Task prompt:
State how many lines of the records contain the string "উপলক". Give the number alone.

Records provided:
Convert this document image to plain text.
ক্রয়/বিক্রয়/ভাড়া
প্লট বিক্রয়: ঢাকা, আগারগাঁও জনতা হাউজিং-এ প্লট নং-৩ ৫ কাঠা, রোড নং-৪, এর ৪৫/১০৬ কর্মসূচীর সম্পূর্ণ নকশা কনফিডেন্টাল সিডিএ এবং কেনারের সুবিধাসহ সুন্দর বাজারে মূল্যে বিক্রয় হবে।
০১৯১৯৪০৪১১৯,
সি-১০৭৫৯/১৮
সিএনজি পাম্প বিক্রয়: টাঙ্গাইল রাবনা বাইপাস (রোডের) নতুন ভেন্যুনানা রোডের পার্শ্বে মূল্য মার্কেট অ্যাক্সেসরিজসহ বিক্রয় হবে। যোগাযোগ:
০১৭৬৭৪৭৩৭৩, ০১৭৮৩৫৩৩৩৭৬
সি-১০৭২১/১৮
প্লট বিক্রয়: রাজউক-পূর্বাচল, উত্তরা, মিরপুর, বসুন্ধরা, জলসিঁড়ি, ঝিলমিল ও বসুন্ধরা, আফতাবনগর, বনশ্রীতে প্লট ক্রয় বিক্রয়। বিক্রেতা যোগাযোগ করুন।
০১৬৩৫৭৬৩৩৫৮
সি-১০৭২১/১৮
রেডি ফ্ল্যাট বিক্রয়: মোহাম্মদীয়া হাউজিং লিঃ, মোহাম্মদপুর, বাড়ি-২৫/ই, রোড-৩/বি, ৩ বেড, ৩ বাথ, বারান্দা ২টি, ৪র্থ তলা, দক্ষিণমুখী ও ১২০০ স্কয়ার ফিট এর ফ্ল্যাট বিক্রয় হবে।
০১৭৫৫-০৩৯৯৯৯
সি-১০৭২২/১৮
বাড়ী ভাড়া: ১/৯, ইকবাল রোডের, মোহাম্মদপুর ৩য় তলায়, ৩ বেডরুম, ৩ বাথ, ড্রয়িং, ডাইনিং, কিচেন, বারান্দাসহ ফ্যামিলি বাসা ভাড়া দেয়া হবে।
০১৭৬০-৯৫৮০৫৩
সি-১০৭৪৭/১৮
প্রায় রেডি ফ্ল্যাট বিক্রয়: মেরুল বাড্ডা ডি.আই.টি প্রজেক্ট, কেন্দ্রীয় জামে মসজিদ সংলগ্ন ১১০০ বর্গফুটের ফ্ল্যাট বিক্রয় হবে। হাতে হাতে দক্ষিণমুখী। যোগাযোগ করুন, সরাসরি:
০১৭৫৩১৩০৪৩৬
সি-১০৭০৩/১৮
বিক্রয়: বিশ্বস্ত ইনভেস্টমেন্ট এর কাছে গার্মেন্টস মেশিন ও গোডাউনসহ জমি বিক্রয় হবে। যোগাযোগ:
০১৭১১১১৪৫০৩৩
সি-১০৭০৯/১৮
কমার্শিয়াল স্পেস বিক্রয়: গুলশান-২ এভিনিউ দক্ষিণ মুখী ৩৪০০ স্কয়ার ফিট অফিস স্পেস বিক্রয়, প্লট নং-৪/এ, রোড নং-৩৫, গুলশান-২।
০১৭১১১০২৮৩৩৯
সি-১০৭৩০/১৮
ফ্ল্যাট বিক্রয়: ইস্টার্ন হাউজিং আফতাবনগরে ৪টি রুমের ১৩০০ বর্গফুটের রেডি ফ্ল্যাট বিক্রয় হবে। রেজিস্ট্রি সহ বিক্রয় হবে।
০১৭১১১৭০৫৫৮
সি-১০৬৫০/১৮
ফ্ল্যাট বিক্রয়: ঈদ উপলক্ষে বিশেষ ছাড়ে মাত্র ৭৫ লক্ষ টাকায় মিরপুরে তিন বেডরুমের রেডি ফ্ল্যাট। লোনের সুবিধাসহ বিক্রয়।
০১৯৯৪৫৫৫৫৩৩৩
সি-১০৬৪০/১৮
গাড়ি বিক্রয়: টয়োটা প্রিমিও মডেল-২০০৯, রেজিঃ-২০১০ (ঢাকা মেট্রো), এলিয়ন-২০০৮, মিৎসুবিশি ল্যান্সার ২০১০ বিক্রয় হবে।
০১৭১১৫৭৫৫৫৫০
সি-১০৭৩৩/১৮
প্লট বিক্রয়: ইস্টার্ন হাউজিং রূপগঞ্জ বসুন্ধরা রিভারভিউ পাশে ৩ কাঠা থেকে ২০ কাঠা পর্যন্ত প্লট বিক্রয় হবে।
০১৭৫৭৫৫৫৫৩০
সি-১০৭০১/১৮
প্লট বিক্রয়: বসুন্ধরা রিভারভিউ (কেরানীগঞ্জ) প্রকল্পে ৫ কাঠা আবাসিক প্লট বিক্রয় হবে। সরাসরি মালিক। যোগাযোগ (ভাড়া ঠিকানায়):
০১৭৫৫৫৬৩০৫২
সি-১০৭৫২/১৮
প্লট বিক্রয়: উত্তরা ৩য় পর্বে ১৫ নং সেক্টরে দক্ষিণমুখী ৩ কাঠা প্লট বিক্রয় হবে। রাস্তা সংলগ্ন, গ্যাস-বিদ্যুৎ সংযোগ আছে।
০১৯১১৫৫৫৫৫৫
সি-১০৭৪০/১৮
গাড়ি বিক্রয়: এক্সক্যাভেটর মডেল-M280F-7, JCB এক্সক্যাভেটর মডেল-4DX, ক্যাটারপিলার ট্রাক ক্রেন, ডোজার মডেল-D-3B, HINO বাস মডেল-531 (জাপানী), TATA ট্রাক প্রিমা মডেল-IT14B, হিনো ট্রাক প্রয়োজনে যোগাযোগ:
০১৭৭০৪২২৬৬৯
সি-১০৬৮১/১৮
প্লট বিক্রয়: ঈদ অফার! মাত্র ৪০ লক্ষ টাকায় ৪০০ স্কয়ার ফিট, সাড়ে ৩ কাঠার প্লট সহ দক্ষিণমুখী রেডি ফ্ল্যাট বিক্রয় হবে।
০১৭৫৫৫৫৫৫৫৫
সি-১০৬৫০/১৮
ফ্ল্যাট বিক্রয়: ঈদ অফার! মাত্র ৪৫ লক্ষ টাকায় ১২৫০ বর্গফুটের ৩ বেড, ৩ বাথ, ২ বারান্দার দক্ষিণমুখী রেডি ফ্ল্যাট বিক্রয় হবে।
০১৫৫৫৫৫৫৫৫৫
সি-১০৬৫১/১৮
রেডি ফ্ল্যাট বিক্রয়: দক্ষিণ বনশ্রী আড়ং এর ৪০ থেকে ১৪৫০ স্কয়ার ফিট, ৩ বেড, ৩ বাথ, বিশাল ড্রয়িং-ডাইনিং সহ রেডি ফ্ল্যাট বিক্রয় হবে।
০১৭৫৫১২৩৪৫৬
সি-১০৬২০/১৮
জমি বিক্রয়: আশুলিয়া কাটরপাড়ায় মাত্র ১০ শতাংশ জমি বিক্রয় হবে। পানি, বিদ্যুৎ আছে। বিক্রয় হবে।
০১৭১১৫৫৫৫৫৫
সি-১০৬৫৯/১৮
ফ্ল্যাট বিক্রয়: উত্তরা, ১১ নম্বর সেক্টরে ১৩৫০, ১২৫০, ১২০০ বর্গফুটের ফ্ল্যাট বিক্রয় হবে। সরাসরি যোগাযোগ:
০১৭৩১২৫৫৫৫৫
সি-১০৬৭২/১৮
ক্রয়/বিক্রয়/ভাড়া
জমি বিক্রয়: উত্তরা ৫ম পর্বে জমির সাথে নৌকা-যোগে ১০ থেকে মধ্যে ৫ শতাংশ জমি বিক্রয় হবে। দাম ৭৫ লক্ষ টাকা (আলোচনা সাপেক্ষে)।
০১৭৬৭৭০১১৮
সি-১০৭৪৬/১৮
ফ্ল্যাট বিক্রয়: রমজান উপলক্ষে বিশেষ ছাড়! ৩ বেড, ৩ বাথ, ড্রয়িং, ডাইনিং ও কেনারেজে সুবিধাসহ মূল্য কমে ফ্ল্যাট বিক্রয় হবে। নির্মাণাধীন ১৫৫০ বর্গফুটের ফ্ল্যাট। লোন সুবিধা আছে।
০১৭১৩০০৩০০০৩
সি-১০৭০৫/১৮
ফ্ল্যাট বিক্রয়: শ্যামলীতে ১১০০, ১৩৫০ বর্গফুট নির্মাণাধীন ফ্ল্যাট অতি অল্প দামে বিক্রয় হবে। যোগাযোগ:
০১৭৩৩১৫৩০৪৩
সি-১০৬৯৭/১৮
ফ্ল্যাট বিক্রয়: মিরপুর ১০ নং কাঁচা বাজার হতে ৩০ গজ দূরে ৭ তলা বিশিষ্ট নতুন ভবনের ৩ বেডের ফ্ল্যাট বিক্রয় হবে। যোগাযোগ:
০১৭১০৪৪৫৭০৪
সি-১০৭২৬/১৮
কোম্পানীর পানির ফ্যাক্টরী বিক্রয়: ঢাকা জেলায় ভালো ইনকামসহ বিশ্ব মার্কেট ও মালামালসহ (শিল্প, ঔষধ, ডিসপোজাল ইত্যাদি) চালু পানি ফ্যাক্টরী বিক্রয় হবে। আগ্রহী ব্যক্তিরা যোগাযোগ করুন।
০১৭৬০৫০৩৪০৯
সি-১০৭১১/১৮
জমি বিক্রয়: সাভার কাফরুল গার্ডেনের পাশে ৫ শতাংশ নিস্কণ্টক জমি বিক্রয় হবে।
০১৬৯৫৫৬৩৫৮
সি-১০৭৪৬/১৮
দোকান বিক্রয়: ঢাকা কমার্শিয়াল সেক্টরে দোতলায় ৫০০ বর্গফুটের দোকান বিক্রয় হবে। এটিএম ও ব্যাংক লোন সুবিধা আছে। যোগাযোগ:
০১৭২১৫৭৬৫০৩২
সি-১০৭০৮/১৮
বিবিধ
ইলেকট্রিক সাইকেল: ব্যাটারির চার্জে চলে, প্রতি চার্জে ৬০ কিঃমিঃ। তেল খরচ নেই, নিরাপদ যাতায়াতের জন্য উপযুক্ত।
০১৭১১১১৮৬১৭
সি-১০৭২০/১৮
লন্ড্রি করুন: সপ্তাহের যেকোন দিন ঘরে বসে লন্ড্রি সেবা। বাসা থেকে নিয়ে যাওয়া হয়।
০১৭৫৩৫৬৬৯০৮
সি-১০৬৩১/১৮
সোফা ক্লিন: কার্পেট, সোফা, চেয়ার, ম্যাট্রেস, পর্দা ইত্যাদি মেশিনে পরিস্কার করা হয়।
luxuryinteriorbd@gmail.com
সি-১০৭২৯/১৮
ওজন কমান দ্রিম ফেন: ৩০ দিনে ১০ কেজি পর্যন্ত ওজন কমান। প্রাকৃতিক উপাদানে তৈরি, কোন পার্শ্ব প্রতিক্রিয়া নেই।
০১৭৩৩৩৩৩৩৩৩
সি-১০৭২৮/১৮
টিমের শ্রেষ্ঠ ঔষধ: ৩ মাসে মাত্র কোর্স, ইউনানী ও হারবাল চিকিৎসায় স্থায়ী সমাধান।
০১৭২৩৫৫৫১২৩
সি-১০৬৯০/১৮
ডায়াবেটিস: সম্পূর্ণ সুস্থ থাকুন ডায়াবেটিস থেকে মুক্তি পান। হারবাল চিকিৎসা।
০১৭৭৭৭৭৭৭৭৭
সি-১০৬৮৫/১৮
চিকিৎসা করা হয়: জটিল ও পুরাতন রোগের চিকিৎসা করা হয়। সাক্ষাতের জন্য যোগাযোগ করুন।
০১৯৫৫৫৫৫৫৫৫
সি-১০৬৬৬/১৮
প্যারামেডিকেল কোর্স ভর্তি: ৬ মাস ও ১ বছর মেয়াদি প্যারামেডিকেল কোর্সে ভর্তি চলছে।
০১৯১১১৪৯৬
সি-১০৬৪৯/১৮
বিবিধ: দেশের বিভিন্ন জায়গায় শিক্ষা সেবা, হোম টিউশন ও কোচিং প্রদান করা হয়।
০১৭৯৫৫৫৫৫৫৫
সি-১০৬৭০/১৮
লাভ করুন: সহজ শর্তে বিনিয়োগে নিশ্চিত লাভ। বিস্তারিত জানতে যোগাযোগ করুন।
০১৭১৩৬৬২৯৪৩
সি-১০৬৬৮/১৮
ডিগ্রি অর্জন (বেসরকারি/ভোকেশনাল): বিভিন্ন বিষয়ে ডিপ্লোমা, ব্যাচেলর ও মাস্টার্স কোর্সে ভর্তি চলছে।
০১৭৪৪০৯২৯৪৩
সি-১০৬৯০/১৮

Result for this exercise:
2